Problem 1
Copy out the passage on food and supernormal stimuli word for word, starting with "When you see" and going on through "in your mouth.".
Problem 2
Extend the passage on food and supernormal stimuli beyond its final sentence.

##### Passage shown

We notice the same behavior in butterflies. A male butterfly that is courting is drawn by the female’s rate at which she flickers with her wings. But replace the female with some kind of artificial stimuli, which flickers even faster–and the male butterfly will fall in love with the artificial stimuli.

From the standpoint of evolution, a bird’s preference for a larger egg over a smaller one makes sense. Birds who have consistently chosen the small eggs are not as likely to survive as a species.

Nowadays we are eating very energy-dense sugar and fat. They are artificially created, they didn’t exist in the past, they are supernormal stimuli. Now, why would humans prefer exaggerated stimuli? Our ancestors were punished for preferring a smaller-than-normal stimulus, but not punished when they preferred a larger than normal–a lot is more desirable than the little.

The Sneaky Dopamine

When you see a food you love, the brain releases dopamine, which creates desire and craving, which arouses your urge to eat.

The people who eat habitually are like drug addicts. The food industry has evolved to provide mass entertainment. Your mouth will immediately water when you think of pizza. Purchasing indulgent food is an inexpensive form of entertainment and escape from the ordinary. Where traditional cuisine satisfies, the American industrial food is made to stimulate. It’s all about creating a lot of fun in your mouth, a lot of novelty in your mouth.

But nothing you eat is real. Chemical flavorings are the number one weapon in the arsenal of the food industry. Kessler alarms us: “Along with sugar, fat, and salt, much of the processed food we eat today relies heavily on chemical flavor.”

##########
##### Data listing

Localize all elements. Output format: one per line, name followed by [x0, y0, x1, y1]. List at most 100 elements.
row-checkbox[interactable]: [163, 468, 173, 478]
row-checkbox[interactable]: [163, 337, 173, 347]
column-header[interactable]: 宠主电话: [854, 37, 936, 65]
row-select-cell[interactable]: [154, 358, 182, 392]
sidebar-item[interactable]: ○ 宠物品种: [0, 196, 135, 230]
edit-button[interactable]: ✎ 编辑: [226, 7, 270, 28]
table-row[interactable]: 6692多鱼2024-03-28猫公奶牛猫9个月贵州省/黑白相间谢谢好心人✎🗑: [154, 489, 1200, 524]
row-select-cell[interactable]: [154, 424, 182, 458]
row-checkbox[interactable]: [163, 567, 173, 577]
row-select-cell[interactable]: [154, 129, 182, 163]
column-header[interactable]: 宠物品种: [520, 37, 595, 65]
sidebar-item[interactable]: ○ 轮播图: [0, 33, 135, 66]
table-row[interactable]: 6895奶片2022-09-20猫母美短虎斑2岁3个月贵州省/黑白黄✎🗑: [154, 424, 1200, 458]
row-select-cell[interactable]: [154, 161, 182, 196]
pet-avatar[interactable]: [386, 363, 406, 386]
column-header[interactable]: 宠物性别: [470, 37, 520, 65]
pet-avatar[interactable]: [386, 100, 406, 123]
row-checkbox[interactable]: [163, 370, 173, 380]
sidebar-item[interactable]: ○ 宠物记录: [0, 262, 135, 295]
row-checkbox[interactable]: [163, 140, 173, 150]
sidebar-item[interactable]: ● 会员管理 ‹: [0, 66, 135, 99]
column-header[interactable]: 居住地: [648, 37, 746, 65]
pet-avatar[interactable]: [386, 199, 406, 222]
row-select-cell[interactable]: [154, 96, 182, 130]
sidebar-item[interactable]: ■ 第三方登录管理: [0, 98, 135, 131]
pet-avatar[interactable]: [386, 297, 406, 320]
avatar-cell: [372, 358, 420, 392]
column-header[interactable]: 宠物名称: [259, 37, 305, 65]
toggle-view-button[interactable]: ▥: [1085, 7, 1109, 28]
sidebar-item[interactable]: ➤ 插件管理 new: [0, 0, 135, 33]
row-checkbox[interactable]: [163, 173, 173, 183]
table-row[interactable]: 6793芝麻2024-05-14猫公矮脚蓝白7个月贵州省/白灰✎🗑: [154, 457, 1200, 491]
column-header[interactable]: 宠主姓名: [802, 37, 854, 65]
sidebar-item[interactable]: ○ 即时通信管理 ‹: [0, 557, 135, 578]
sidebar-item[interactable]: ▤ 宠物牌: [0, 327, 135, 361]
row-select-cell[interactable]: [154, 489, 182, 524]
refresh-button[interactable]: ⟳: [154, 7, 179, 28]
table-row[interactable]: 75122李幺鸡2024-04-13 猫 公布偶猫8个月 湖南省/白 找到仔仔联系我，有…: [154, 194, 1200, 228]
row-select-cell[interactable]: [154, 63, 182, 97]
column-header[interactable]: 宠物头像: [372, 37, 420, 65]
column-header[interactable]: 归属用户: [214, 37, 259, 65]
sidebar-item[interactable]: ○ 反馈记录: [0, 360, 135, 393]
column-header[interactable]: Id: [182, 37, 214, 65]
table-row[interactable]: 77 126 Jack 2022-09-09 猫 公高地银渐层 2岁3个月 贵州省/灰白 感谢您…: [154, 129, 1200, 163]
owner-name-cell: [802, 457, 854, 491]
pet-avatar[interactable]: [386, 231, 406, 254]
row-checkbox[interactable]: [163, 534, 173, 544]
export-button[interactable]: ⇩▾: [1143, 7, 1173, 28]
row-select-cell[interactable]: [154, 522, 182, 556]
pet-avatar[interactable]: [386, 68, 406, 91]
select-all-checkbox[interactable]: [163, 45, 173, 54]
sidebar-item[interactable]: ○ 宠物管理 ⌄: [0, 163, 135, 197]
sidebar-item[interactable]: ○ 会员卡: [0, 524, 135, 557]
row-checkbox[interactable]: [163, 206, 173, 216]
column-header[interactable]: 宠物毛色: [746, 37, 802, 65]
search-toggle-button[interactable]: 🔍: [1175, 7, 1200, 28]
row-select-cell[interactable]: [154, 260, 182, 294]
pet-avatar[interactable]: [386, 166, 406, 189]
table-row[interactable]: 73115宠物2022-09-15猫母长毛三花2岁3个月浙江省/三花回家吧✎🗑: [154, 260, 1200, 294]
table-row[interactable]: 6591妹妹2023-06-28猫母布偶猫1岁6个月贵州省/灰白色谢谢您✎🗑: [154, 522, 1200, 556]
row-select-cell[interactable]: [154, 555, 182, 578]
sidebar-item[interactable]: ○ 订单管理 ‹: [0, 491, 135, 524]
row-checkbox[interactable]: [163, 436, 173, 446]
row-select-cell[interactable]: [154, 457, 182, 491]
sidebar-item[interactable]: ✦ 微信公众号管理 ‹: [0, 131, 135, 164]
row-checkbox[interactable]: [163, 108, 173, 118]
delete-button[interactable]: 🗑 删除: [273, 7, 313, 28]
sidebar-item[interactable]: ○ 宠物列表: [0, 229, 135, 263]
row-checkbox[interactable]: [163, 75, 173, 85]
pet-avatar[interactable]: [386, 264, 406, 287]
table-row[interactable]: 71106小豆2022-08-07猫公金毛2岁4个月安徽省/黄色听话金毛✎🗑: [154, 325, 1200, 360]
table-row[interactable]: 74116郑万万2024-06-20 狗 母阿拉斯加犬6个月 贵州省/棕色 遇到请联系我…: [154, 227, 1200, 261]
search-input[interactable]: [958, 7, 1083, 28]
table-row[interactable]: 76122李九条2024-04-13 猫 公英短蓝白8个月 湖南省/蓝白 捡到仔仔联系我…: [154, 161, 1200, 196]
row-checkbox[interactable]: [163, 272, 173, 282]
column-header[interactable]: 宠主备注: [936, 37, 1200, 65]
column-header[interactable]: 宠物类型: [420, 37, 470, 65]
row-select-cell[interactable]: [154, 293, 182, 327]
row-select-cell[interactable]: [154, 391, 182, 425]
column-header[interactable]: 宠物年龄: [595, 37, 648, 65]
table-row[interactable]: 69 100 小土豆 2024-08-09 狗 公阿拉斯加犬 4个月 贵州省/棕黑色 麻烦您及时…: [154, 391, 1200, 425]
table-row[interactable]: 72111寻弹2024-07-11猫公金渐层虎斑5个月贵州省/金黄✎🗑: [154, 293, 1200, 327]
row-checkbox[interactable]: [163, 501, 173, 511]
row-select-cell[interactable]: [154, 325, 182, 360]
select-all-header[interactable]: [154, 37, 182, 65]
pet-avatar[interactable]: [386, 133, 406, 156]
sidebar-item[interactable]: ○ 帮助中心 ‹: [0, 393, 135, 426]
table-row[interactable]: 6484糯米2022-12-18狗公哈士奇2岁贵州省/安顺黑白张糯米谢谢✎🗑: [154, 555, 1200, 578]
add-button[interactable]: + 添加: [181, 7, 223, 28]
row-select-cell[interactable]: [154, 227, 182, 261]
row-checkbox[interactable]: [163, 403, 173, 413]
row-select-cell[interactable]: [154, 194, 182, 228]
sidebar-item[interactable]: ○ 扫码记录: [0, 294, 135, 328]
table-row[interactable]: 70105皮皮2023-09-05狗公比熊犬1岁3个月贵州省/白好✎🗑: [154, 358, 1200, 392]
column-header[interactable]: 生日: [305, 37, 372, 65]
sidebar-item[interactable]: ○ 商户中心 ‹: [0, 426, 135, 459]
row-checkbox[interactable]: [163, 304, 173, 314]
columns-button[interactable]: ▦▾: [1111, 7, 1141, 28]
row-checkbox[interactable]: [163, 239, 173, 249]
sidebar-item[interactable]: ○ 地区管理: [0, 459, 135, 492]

##########

Written answer 1
When you see a food you love, the brain releases dopamine, which creates desire and craving, which arouses your urge to eat.

The people who eat habitually are like drug addicts. The food industry has evolved to provide mass entertainment. Your mouth will immediately water when you think of pizza. Purchasing indulgent food is an inexpensive form of entertainment and escape from the ordinary. Where traditional cuisine satisfies, the American industrial food is made to stimulate. It’s all about creating a lot of fun in your mouth, a lot of novelty in your mouth.

Written answer 2
The Dragon

In the food industry advertising, it all comes down to the difference between brown cows and purple cows, according to marketing expert Seth Godin. Brown cows are products that, while perfectly adequate, are boring. But a product that’s a purple cow—now, that’s something that stands out. “The essence of the Purple Cow,” writes Godin, “is that it would be remarkable. Something remarkable is worth talking about, worth paying attention to.” For most of the human history, we survived on unadorned vegetable and animal products. Now we eat optimized and processed foods, that have very little in common to foods that naturally exist. Mathea Falco, responds to why some people only think about food. “It’s a dragon,” she says. “And the dragon is bigger than you.”

Dethroning the Dragon

There are people who don’t agree with this view. “That’s simply bemusing” – a friend of mine comments. “If those are the dragons in life, anybody could be a hero. Spoiled western people without problems, who are looking for reasons to explain how difficult their lives are in order to excuse their hedonism.” But let’s keep reading.

Feeding Like Gambling

Just as a compulsive gambler can’t place a single bet and feel satisfied, many people can’t stop after a few bites of hyper-palatable food. As soon as you pass the local fast food booth, you think how delicious a sandwich and fries would be. Excited by that thought you try to prevade the action by debating with yourself. “Yes, today I will stop. No, I shouldn’t. Yes, no, yes, no…” You think of nothing else. A discomfort settles over you. If you drop into the place and eat the hamburger, for a moment your discomfort will disappear. But the satisfaction does not last. “To think about creamy cakes is fine. What makes it a terrible obsession is the fact that you do not want this thought.” – says David Kavanagh. If you can’t cancel thinking about a certain cake, you entertain thoughts such as “What does this thought mean? It means I am a very weak person.

A bad person. I am somebody, who cannot succeed at a diet.” It’s the white bear problem – if you tell yourself to not think about white bears, soon that’s all you will be thinking about. So focusing on not eating makes us eat more.

These days we center events on food. It’s always there.

The Framework Which Saves Us

How vulnerable are we?

In order to control our brains, we have to be mistrustful of our brains. They are vehicles which invite us to stuff that in evolution was completely useful, but now has gotten totally out of control. It all begins with the knowledge that we have a moment of choice – but only a short moment. We should develop the capacity to say no to our brain in the first place.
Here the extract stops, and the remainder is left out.